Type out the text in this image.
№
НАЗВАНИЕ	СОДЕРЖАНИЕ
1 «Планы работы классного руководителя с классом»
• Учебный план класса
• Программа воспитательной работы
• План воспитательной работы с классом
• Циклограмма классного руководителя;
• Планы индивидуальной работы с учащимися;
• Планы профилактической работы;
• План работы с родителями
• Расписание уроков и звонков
━━━━━━━━━━━━━━━━
EXERCISE GOAL:
All of the records must be retyped exactly as they are.

OUTPUT OF THE EXERCISE:
Type out the text in this image.
№
НАЗВАНИЕ	СОДЕРЖАНИЕ
1 «Планы работы классного руководителя с классом»
• Учебный план класса
• Программа воспитательной работы
• План воспитательной работы с классом
• Циклограмма классного руководителя;
• Планы индивидуальной работы с учащимися;
• Планы профилактической работы;
• План работы с родителями
• Расписание уроков и звонков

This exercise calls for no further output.